Data entries

BEGIN

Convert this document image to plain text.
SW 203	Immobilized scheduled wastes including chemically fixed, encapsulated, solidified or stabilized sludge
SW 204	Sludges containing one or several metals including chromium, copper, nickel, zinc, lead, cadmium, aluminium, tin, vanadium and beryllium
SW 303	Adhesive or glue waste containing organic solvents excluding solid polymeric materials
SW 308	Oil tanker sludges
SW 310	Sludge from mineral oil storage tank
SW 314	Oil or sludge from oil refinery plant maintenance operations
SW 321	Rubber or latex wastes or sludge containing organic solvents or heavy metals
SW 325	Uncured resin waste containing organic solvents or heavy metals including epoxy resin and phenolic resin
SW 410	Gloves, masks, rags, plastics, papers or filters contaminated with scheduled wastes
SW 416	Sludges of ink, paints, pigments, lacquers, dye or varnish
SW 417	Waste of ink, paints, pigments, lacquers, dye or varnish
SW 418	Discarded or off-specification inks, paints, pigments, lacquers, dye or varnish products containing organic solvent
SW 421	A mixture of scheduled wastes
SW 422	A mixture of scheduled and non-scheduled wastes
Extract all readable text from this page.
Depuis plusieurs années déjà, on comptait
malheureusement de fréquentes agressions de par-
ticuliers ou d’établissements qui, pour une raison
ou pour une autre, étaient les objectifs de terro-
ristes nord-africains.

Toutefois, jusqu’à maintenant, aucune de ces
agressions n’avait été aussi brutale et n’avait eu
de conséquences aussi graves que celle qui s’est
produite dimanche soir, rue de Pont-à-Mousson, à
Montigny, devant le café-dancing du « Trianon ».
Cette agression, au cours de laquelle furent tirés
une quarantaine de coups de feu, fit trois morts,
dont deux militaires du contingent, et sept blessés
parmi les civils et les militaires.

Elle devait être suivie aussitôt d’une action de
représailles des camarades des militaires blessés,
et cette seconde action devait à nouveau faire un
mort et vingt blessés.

END

» Task prompt:
Show all lines from the data above in which the word "pigments" appears.

» Output:
SW 416	Sludges of ink, paints, pigments, lacquers, dye or varnish
SW 417	Waste of ink, paints, pigments, lacquers, dye or varnish
SW 418	Discarded or off-specification inks, paints, pigments, lacquers, dye or varnish products containing organic solvent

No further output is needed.